Stored items

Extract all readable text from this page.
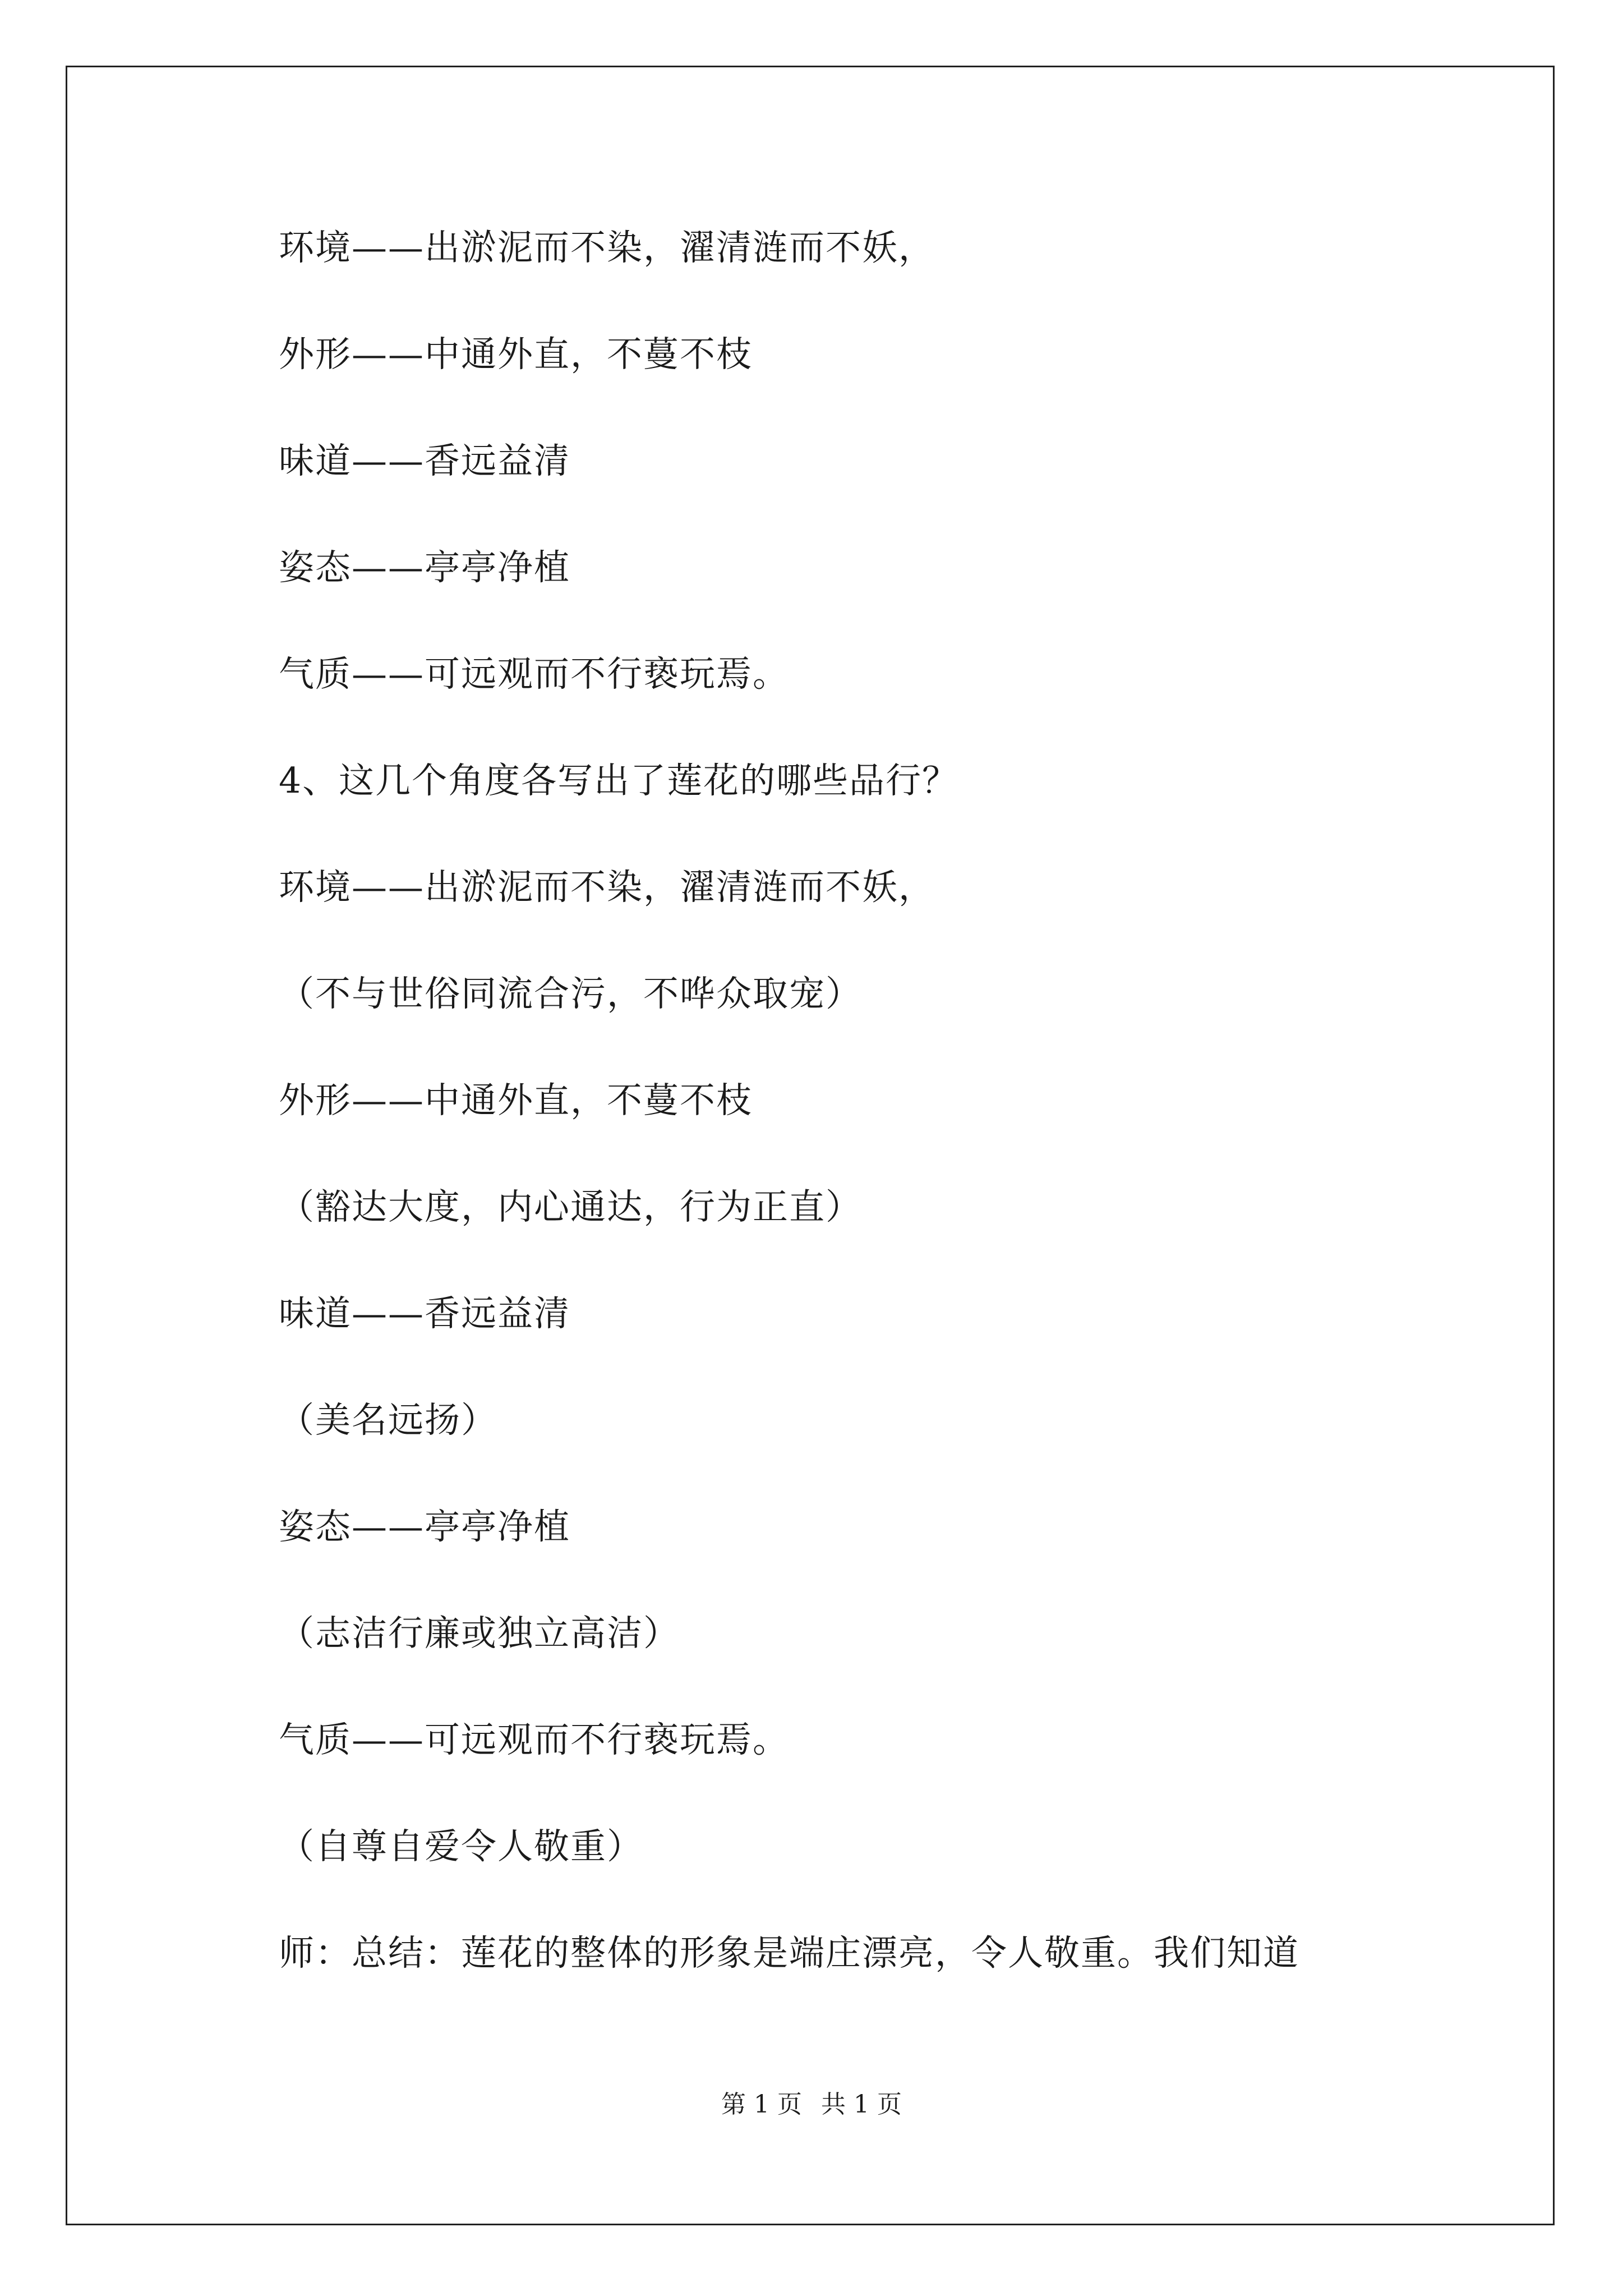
环境——出淤泥而不染，濯清涟而不妖，
外形——中通外直，不蔓不枝
味道——香远益清
姿态——亭亭净植
气质——可远观而不行亵玩焉。
4、这几个角度各写出了莲花的哪些品行？
环境——出淤泥而不染，濯清涟而不妖，
（不与世俗同流合污，不哗众取宠）
外形——中通外直，不蔓不枝
（豁达大度，内心通达，行为正直）
味道——香远益清
（美名远扬）
姿态——亭亭净植
（志洁行廉或独立高洁）
气质——可远观而不行亵玩焉。
（自尊自爱令人敬重）
师：总结：莲花的整体的形象是端庄漂亮，令人敬重。我们知道
第 1 页 共 1 页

**What needs to be done:** Leave out the pictures and copy every record above exactly.

**Expected output:**
Extract all readable text from this page.
环境——出淤泥而不染，濯清涟而不妖，
外形——中通外直，不蔓不枝
味道——香远益清
姿态——亭亭净植
气质——可远观而不行亵玩焉。
4、这几个角度各写出了莲花的哪些品行？
环境——出淤泥而不染，濯清涟而不妖，
（不与世俗同流合污，不哗众取宠）
外形——中通外直，不蔓不枝
（豁达大度，内心通达，行为正直）
味道——香远益清
（美名远扬）
姿态——亭亭净植
（志洁行廉或独立高洁）
气质——可远观而不行亵玩焉。
（自尊自爱令人敬重）
师：总结：莲花的整体的形象是端庄漂亮，令人敬重。我们知道
第 1 页 共 1 页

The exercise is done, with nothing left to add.